┌──

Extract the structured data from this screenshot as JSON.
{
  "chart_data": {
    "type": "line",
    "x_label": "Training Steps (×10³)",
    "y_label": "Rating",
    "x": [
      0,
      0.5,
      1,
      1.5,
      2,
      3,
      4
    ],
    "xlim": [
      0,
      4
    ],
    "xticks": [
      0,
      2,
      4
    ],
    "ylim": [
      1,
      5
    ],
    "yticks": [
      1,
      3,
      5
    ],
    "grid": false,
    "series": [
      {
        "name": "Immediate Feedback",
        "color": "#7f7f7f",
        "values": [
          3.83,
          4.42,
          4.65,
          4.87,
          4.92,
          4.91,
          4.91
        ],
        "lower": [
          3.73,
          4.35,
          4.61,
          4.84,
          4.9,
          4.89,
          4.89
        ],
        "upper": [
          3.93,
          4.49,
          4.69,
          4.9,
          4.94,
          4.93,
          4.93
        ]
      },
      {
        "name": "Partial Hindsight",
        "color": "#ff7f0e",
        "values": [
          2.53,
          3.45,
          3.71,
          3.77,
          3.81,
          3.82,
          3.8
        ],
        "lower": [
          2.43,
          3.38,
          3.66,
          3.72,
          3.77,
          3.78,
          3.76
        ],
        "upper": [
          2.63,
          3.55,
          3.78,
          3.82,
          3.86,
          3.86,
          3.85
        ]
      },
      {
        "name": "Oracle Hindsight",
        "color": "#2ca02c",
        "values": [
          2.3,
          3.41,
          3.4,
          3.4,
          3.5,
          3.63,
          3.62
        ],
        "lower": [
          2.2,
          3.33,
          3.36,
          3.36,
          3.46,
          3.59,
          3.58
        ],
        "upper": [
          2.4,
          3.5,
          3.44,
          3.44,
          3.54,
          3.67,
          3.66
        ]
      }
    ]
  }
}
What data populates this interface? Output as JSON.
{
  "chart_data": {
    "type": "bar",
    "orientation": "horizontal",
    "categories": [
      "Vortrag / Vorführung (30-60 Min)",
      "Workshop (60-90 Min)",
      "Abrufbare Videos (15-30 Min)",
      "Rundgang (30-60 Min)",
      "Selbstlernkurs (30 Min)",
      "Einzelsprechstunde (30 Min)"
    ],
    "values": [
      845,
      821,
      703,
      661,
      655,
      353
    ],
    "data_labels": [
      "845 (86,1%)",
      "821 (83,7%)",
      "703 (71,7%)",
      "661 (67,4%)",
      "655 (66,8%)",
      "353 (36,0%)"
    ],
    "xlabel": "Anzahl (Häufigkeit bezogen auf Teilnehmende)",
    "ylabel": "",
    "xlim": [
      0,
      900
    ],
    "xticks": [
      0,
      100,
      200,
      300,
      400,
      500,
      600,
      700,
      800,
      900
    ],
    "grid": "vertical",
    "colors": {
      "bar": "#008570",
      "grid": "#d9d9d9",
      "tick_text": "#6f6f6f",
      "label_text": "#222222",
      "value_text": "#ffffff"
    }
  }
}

└──

- Written task
Write out all the data again, exactly as it appears.

- Exercise answer
Extract the structured data from this screenshot as JSON.
{
  "chart_data": {
    "type": "line",
    "x_label": "Training Steps (×10³)",
    "y_label": "Rating",
    "x": [
      0,
      0.5,
      1,
      1.5,
      2,
      3,
      4
    ],
    "xlim": [
      0,
      4
    ],
    "xticks": [
      0,
      2,
      4
    ],
    "ylim": [
      1,
      5
    ],
    "yticks": [
      1,
      3,
      5
    ],
    "grid": false,
    "series": [
      {
        "name": "Immediate Feedback",
        "color": "#7f7f7f",
        "values": [
          3.83,
          4.42,
          4.65,
          4.87,
          4.92,
          4.91,
          4.91
        ],
        "lower": [
          3.73,
          4.35,
          4.61,
          4.84,
          4.9,
          4.89,
          4.89
        ],
        "upper": [
          3.93,
          4.49,
          4.69,
          4.9,
          4.94,
          4.93,
          4.93
        ]
      },
      {
        "name": "Partial Hindsight",
        "color": "#ff7f0e",
        "values": [
          2.53,
          3.45,
          3.71,
          3.77,
          3.81,
          3.82,
          3.8
        ],
        "lower": [
          2.43,
          3.38,
          3.66,
          3.72,
          3.77,
          3.78,
          3.76
        ],
        "upper": [
          2.63,
          3.55,
          3.78,
          3.82,
          3.86,
          3.86,
          3.85
        ]
      },
      {
        "name": "Oracle Hindsight",
        "color": "#2ca02c",
        "values": [
          2.3,
          3.41,
          3.4,
          3.4,
          3.5,
          3.63,
          3.62
        ],
        "lower": [
          2.2,
          3.33,
          3.36,
          3.36,
          3.46,
          3.59,
          3.58
        ],
        "upper": [
          2.4,
          3.5,
          3.44,
          3.44,
          3.54,
          3.67,
          3.66
        ]
      }
    ]
  }
}
What data populates this interface? Output as JSON.
{
  "chart_data": {
    "type": "bar",
    "orientation": "horizontal",
    "categories": [
      "Vortrag / Vorführung (30-60 Min)",
      "Workshop (60-90 Min)",
      "Abrufbare Videos (15-30 Min)",
      "Rundgang (30-60 Min)",
      "Selbstlernkurs (30 Min)",
      "Einzelsprechstunde (30 Min)"
    ],
    "values": [
      845,
      821,
      703,
      661,
      655,
      353
    ],
    "data_labels": [
      "845 (86,1%)",
      "821 (83,7%)",
      "703 (71,7%)",
      "661 (67,4%)",
      "655 (66,8%)",
      "353 (36,0%)"
    ],
    "xlabel": "Anzahl (Häufigkeit bezogen auf Teilnehmende)",
    "ylabel": "",
    "xlim": [
      0,
      900
    ],
    "xticks": [
      0,
      100,
      200,
      300,
      400,
      500,
      600,
      700,
      800,
      900
    ],
    "grid": "vertical",
    "colors": {
      "bar": "#008570",
      "grid": "#d9d9d9",
      "tick_text": "#6f6f6f",
      "label_text": "#222222",
      "value_text": "#ffffff"
    }
  }
}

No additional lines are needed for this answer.